Write out all the lines again, precisely as they stand, but without the images.

--- begin ---

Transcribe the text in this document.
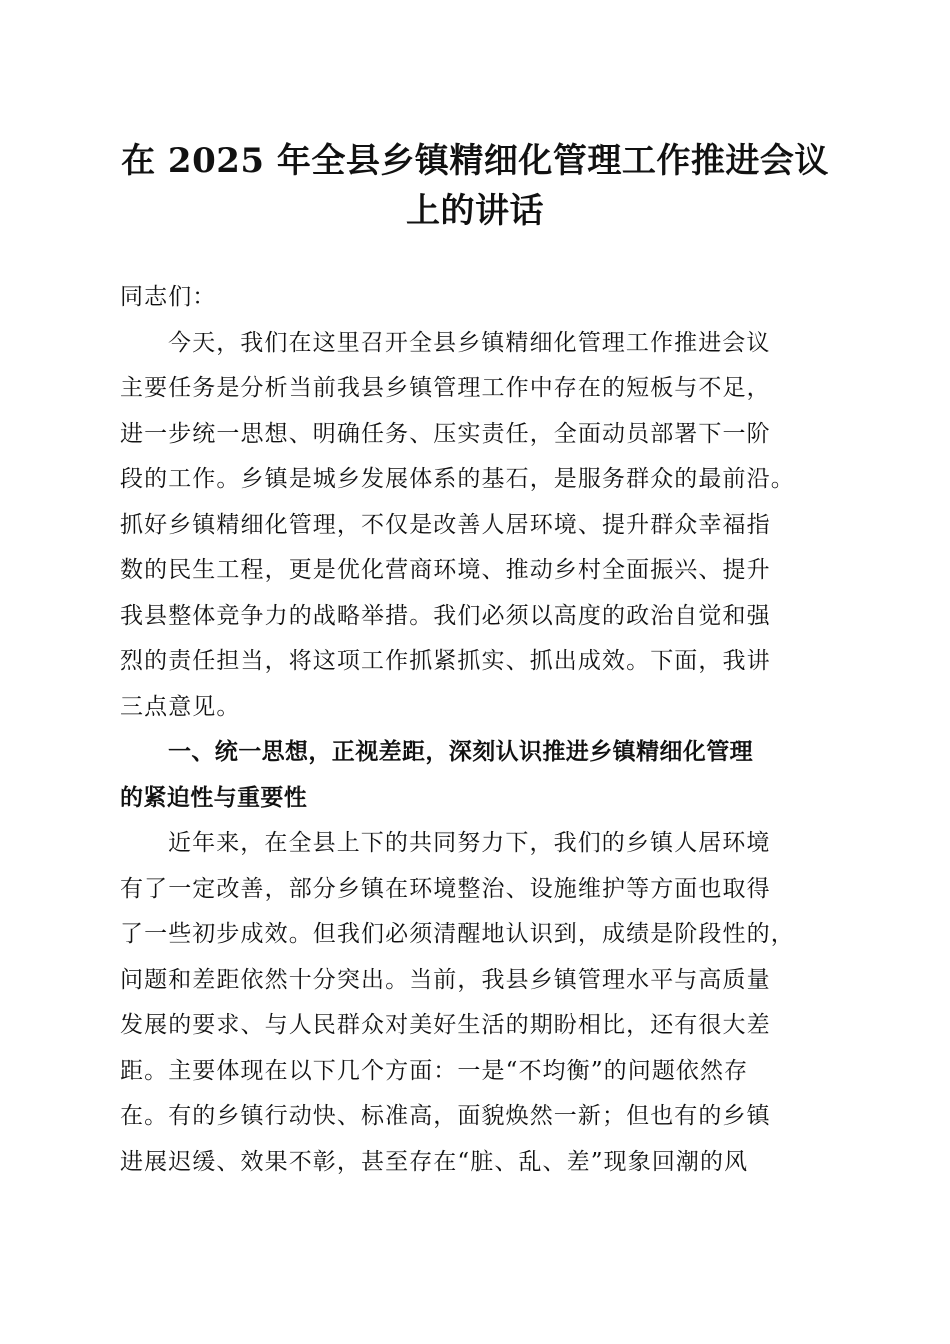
在 2025 年全县乡镇精细化管理工作推进会议
上的讲话
同志们：
今天，我们在这里召开全县乡镇精细化管理工作推进会议
主要任务是分析当前我县乡镇管理工作中存在的短板与不足，
进一步统一思想、明确任务、压实责任，全面动员部署下一阶
段的工作。乡镇是城乡发展体系的基石，是服务群众的最前沿。
抓好乡镇精细化管理，不仅是改善人居环境、提升群众幸福指
数的民生工程，更是优化营商环境、推动乡村全面振兴、提升
我县整体竞争力的战略举措。我们必须以高度的政治自觉和强
烈的责任担当，将这项工作抓紧抓实、抓出成效。下面，我讲
三点意见。
一、统一思想，正视差距，深刻认识推进乡镇精细化管理
的紧迫性与重要性
近年来，在全县上下的共同努力下，我们的乡镇人居环境
有了一定改善，部分乡镇在环境整治、设施维护等方面也取得
了一些初步成效。但我们必须清醒地认识到，成绩是阶段性的，
问题和差距依然十分突出。当前，我县乡镇管理水平与高质量
发展的要求、与人民群众对美好生活的期盼相比，还有很大差
距。主要体现在以下几个方面：一是“不均衡”的问题依然存
在。有的乡镇行动快、标准高，面貌焕然一新；但也有的乡镇
进展迟缓、效果不彰，甚至存在“脏、乱、差”现象回潮的风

--- end ---

Solution to the exercise =
Transcribe the text in this document.
在 2025 年全县乡镇精细化管理工作推进会议
上的讲话
同志们：
今天，我们在这里召开全县乡镇精细化管理工作推进会议
主要任务是分析当前我县乡镇管理工作中存在的短板与不足，
进一步统一思想、明确任务、压实责任，全面动员部署下一阶
段的工作。乡镇是城乡发展体系的基石，是服务群众的最前沿。
抓好乡镇精细化管理，不仅是改善人居环境、提升群众幸福指
数的民生工程，更是优化营商环境、推动乡村全面振兴、提升
我县整体竞争力的战略举措。我们必须以高度的政治自觉和强
烈的责任担当，将这项工作抓紧抓实、抓出成效。下面，我讲
三点意见。
一、统一思想，正视差距，深刻认识推进乡镇精细化管理
的紧迫性与重要性
近年来，在全县上下的共同努力下，我们的乡镇人居环境
有了一定改善，部分乡镇在环境整治、设施维护等方面也取得
了一些初步成效。但我们必须清醒地认识到，成绩是阶段性的，
问题和差距依然十分突出。当前，我县乡镇管理水平与高质量
发展的要求、与人民群众对美好生活的期盼相比，还有很大差
距。主要体现在以下几个方面：一是“不均衡”的问题依然存
在。有的乡镇行动快、标准高，面貌焕然一新；但也有的乡镇
进展迟缓、效果不彰，甚至存在“脏、乱、差”现象回潮的风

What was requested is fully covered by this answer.